— STATED TASK —
Reproduce the lines between the one holding "archive-icon (1597, 25, 1608, 37)" and the one holding "device-status-card: 设备运行状态 电表状态", inclusive, substituting "ranking-entry" for "ranking-row" and leaving everything else unchanged.
━━━━━ DATASET ━━━━━
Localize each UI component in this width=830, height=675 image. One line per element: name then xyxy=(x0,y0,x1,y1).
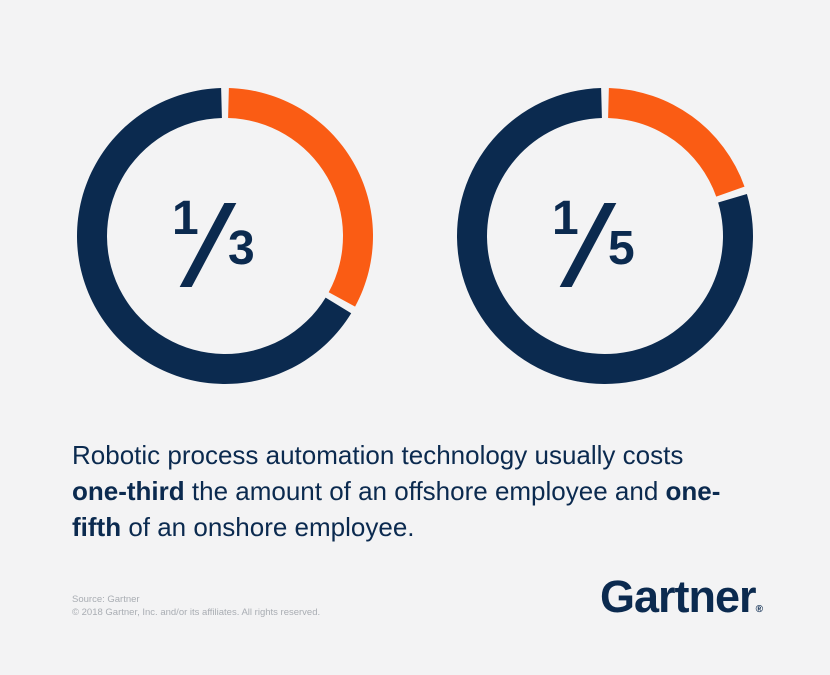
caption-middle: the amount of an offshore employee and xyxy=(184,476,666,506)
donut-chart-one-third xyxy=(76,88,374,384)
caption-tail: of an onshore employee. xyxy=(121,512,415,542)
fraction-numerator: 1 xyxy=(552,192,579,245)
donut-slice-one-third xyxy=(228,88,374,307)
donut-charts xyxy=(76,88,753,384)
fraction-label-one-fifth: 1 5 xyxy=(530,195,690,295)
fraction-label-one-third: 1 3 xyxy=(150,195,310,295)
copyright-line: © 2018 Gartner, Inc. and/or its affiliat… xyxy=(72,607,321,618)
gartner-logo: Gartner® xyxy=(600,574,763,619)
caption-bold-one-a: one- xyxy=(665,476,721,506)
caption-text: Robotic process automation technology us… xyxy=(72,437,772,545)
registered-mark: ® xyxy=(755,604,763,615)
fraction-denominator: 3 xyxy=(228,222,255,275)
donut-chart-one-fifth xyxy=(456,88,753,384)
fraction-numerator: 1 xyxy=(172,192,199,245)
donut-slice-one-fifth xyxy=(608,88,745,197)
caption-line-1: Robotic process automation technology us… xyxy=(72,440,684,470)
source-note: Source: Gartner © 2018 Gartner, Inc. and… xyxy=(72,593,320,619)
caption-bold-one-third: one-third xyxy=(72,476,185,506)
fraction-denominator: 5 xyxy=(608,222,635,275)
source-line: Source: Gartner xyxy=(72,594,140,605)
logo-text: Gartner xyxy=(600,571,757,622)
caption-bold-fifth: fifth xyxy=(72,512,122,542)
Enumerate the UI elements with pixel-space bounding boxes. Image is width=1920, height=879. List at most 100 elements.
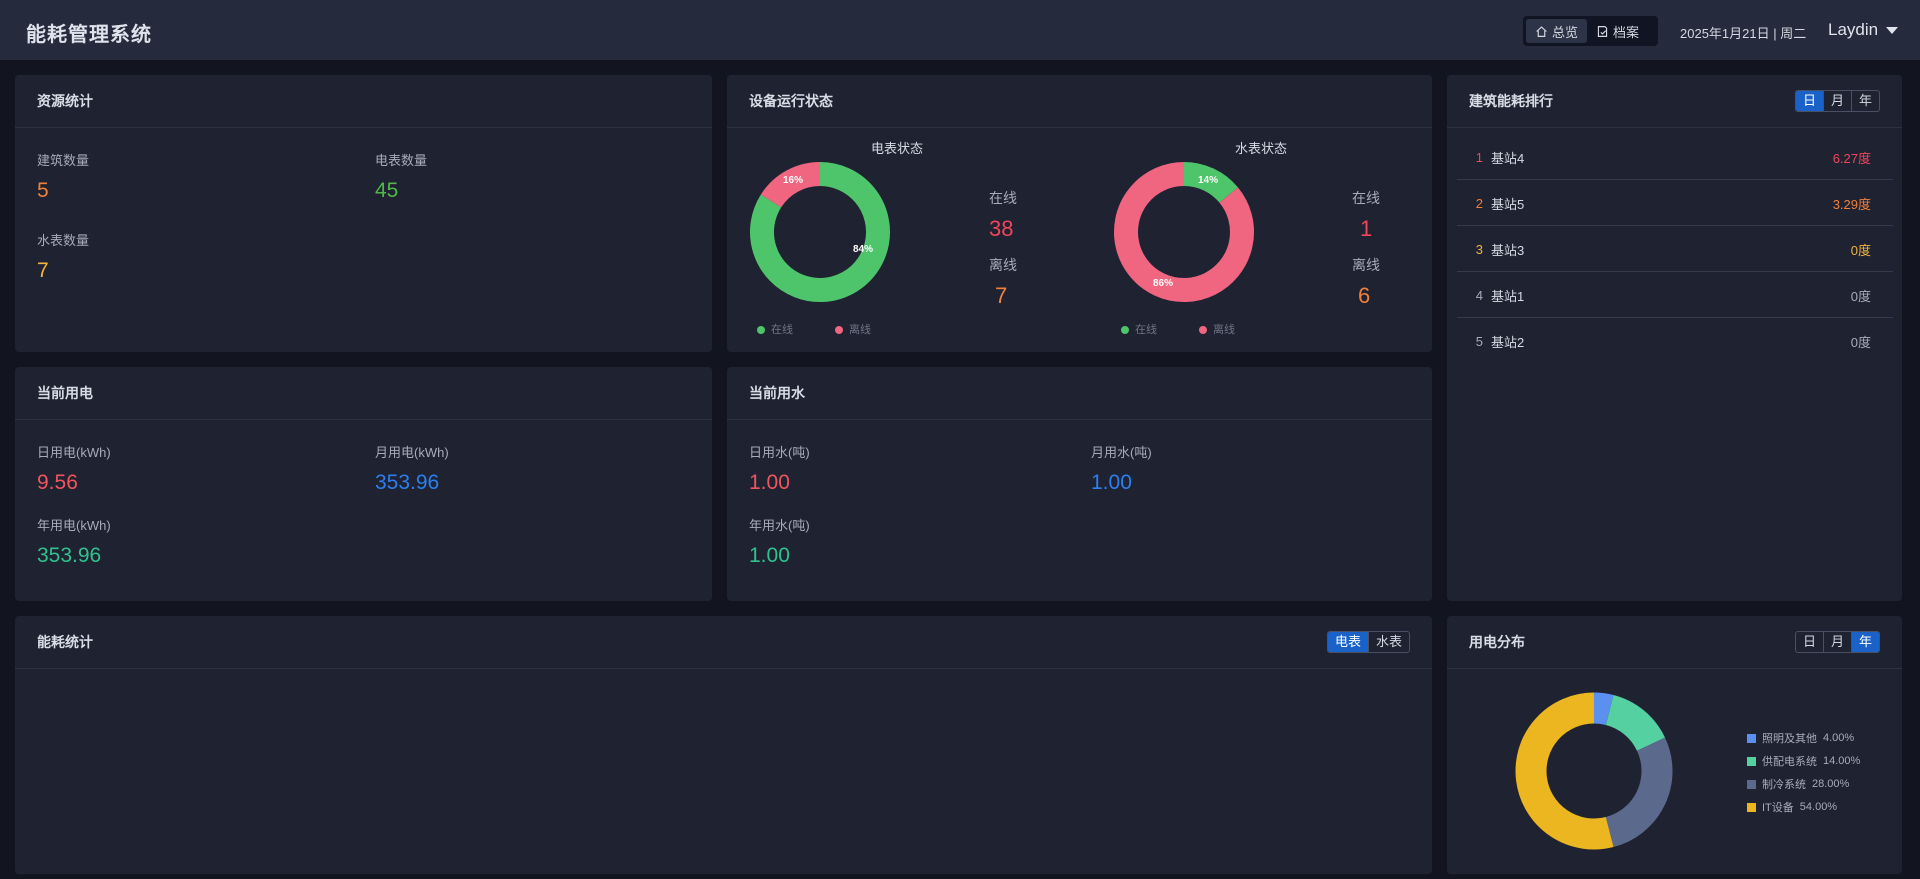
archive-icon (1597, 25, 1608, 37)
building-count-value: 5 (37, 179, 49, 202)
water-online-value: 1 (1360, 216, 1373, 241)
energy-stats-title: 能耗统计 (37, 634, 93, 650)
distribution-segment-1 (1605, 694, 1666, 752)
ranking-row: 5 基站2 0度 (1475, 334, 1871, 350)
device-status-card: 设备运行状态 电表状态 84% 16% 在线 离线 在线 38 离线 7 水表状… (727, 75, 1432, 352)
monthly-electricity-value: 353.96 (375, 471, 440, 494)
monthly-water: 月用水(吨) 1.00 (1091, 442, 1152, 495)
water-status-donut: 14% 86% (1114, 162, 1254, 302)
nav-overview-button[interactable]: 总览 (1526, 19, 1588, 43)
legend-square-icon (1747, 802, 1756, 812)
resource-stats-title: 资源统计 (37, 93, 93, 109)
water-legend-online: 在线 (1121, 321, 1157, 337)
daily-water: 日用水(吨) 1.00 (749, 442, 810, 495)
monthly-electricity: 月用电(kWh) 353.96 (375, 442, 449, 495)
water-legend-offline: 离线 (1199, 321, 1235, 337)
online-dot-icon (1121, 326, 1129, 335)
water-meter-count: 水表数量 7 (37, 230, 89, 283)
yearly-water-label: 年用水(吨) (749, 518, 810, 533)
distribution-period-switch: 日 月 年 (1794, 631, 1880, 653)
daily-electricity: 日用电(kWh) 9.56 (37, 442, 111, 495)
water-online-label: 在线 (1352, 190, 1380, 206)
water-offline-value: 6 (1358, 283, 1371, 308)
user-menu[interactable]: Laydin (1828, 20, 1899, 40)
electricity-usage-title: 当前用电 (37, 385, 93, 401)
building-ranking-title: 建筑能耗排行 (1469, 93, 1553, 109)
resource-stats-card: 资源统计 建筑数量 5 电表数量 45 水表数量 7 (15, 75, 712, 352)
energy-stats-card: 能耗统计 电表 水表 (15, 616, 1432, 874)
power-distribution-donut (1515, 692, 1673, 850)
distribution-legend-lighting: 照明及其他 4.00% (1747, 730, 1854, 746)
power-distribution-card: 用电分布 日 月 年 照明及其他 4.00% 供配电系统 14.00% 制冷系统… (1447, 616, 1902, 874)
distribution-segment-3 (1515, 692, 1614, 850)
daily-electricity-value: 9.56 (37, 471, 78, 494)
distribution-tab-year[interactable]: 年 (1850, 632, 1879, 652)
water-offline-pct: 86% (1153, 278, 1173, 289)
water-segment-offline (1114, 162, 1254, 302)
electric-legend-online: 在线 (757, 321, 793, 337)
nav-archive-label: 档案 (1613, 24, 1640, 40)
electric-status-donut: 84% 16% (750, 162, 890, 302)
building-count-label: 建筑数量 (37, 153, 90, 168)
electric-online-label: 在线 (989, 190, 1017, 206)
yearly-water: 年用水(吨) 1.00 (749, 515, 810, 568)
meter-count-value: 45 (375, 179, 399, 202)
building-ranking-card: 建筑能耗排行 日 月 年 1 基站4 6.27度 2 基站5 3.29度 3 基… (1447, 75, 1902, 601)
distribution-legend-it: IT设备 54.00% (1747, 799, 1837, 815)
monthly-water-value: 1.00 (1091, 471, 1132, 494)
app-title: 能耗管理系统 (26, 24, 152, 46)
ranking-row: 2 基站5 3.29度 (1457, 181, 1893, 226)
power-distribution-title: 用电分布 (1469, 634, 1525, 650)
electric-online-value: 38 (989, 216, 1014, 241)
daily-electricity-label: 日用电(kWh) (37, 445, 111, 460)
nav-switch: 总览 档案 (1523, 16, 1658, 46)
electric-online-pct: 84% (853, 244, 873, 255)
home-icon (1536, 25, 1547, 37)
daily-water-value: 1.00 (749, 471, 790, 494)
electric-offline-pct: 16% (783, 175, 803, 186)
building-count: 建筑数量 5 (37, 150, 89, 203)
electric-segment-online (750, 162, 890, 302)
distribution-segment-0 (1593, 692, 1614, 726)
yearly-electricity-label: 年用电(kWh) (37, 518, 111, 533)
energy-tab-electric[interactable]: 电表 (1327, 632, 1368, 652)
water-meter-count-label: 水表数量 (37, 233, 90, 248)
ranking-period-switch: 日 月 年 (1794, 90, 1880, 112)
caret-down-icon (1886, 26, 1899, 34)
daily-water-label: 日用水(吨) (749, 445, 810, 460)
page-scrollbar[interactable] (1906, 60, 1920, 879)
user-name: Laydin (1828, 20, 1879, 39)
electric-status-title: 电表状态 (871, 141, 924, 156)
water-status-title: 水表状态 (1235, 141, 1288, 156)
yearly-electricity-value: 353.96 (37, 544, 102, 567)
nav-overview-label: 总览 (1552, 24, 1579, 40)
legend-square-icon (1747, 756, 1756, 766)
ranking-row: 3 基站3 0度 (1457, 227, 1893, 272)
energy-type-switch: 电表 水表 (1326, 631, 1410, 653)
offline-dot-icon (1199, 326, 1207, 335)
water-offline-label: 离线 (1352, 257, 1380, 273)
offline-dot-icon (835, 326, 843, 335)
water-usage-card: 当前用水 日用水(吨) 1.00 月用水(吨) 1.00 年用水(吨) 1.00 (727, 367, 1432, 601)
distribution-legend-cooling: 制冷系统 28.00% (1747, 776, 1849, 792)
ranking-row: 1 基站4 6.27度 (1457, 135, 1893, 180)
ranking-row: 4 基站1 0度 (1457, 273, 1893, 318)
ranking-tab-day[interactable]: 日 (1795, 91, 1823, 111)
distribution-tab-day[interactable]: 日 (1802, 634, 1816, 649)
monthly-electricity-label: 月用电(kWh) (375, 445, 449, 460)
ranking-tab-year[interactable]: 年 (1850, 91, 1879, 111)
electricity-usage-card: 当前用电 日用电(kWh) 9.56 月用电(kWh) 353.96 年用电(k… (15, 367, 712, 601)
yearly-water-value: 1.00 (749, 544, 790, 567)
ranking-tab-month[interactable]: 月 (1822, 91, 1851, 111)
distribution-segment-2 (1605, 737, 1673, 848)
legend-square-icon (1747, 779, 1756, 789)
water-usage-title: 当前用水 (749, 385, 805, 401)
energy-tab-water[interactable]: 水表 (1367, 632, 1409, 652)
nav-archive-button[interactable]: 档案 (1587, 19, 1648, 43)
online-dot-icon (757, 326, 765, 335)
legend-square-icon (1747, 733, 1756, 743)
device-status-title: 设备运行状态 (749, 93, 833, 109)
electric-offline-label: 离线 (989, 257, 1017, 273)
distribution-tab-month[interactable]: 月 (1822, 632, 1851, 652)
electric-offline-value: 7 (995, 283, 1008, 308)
━━━━━
— THE REPLY —
archive-icon (1597, 25, 1608, 37)
building-count-value: 5 (37, 179, 49, 202)
water-online-value: 1 (1360, 216, 1373, 241)
energy-stats-title: 能耗统计 (37, 634, 93, 650)
distribution-segment-1 (1605, 694, 1666, 752)
ranking-entry: 5 基站2 0度 (1475, 334, 1871, 350)
device-status-card: 设备运行状态 电表状态 84% 16% 在线 离线 在线 38 离线 7 水表状… (727, 75, 1432, 352)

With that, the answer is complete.